- Provided data:

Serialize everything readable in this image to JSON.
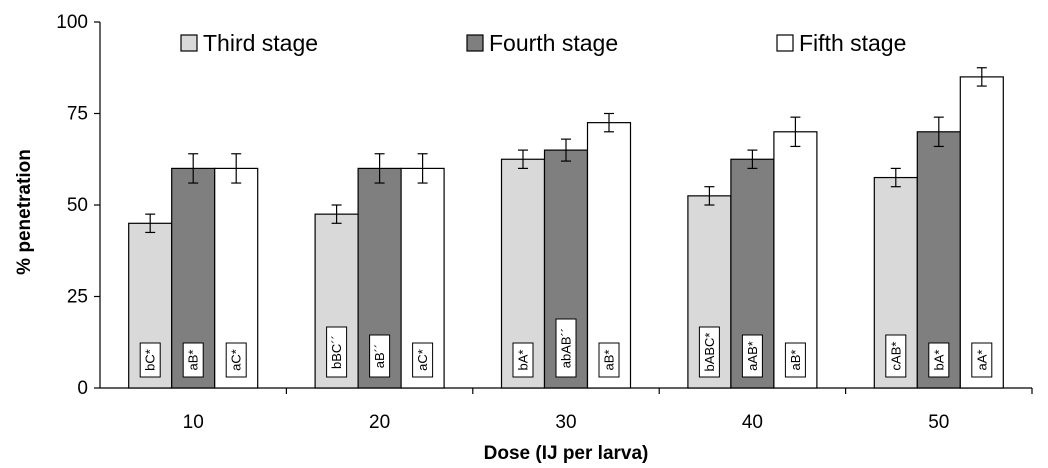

==

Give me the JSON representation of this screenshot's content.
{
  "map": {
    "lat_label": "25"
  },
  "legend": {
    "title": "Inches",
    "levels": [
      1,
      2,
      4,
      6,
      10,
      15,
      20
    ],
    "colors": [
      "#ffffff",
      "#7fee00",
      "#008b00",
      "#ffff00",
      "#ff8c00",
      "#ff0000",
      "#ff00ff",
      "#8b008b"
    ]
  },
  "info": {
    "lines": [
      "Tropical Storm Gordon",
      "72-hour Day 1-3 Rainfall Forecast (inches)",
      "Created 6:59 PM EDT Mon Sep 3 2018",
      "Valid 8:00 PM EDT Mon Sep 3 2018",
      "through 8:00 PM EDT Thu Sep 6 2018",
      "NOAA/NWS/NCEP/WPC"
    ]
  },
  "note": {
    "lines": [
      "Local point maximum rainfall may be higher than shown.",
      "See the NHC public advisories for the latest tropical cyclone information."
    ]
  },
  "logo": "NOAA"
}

---

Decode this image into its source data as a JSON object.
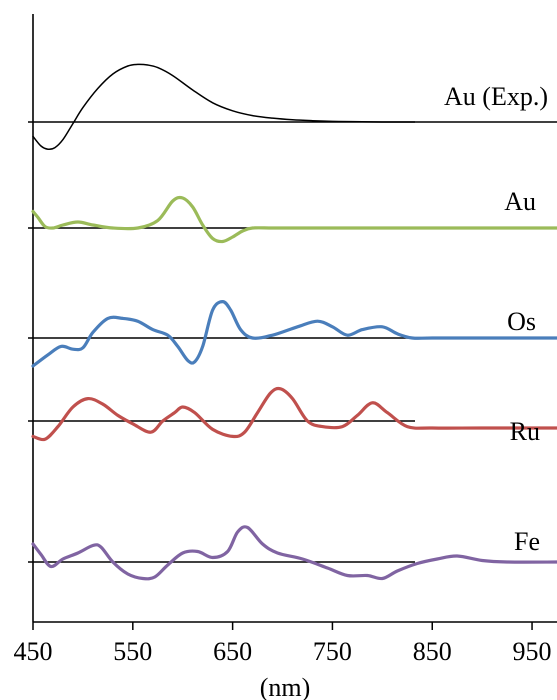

- Stated problem: Filter out all lines lacking the word "image" and copy the rest.

- Solution to this problem:
Serialize everything readable in this image to JSON.
Decode this image into its source data as a JSON object.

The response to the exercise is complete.